▽

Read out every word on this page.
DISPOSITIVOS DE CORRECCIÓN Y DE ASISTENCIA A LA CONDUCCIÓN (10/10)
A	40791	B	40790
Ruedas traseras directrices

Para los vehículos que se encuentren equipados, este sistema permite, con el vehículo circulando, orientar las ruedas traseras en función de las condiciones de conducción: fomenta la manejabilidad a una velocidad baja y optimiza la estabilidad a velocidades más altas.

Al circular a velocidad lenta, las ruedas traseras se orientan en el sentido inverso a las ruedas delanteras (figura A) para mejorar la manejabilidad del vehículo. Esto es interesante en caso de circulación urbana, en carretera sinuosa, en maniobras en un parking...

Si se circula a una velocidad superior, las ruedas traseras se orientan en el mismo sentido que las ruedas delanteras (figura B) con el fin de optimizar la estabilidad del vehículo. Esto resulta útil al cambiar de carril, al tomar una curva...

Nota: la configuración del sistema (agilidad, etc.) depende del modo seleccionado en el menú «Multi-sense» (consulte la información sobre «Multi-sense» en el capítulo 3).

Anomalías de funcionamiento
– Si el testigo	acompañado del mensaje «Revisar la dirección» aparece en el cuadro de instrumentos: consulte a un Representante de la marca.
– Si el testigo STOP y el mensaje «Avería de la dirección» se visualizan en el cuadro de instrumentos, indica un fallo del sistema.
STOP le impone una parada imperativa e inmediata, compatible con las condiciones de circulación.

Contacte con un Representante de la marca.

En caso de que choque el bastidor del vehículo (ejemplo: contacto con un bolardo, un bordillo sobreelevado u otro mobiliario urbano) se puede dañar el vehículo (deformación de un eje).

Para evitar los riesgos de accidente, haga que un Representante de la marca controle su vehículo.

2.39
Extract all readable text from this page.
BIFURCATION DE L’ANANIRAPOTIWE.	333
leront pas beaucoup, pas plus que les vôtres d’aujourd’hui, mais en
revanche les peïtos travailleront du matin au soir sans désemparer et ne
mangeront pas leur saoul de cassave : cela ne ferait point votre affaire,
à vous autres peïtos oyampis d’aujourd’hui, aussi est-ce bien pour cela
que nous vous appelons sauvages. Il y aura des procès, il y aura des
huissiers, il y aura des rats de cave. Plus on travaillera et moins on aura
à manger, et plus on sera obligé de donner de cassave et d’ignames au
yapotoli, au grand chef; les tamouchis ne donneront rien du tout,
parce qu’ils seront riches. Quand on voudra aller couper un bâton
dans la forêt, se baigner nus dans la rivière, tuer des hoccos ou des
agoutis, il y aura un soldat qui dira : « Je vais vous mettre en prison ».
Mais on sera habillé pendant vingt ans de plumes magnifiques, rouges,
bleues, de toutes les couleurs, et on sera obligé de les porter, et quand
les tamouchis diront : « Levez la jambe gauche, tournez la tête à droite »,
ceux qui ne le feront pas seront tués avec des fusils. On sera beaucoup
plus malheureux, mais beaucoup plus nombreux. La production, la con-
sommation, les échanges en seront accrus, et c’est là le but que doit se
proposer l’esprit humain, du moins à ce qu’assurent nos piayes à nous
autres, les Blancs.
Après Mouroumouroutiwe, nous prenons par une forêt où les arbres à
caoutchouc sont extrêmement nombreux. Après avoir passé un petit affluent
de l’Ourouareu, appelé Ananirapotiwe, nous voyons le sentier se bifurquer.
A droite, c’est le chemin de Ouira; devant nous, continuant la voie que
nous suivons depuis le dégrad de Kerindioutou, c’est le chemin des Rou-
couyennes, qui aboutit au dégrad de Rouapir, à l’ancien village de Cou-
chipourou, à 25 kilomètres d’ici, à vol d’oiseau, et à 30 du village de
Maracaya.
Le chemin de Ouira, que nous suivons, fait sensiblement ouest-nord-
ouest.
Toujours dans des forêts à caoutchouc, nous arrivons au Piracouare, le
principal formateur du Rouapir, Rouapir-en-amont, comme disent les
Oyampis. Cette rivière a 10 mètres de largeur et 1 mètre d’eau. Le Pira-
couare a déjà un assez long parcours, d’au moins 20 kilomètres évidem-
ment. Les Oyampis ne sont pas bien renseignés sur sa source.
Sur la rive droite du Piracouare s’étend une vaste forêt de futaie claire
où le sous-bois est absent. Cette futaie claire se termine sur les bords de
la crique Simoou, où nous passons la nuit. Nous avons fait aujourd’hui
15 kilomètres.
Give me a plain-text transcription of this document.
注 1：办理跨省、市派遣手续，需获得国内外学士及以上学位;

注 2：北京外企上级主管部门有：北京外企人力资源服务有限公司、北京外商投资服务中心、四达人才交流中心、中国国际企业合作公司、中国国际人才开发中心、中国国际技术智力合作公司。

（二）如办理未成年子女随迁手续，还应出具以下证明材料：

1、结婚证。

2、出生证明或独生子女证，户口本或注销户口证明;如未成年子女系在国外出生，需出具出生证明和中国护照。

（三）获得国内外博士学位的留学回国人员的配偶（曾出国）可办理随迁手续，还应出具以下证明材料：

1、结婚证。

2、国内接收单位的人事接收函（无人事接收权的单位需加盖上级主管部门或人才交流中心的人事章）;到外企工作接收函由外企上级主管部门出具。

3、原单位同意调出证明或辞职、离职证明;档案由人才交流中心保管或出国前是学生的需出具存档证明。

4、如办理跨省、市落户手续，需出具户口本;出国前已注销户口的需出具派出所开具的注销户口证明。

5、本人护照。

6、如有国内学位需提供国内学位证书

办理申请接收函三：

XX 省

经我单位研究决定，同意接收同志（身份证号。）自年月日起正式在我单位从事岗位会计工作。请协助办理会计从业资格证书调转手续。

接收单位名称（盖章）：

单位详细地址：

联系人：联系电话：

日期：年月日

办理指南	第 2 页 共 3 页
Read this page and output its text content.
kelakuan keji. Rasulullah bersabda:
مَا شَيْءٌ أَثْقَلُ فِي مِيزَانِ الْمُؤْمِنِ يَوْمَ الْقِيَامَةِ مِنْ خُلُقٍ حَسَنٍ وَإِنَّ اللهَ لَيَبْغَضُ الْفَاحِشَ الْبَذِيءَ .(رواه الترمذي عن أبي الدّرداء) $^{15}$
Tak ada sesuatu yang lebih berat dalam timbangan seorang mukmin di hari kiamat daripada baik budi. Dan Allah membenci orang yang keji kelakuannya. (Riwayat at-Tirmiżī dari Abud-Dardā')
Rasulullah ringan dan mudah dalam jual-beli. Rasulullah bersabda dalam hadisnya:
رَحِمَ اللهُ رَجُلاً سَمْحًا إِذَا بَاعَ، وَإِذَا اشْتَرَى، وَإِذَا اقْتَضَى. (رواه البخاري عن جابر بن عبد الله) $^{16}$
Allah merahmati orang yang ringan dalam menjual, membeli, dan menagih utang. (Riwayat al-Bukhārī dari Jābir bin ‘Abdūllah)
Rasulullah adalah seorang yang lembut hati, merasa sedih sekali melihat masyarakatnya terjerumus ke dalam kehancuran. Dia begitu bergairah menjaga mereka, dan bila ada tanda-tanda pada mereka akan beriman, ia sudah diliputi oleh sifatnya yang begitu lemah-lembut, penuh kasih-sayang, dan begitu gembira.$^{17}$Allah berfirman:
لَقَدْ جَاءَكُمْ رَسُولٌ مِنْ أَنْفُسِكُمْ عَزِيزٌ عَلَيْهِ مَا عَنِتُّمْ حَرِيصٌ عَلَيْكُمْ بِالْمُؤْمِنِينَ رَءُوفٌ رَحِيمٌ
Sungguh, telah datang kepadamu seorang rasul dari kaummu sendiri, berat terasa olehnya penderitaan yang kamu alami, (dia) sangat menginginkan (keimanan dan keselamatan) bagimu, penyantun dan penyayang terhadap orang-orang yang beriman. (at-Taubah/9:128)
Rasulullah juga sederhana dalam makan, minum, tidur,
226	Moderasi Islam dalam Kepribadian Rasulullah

△

• _What to work on_: Across the preceding material, how many lines contain the word "manejabilidad"? State the number alone.

• _Answer to the task_: 2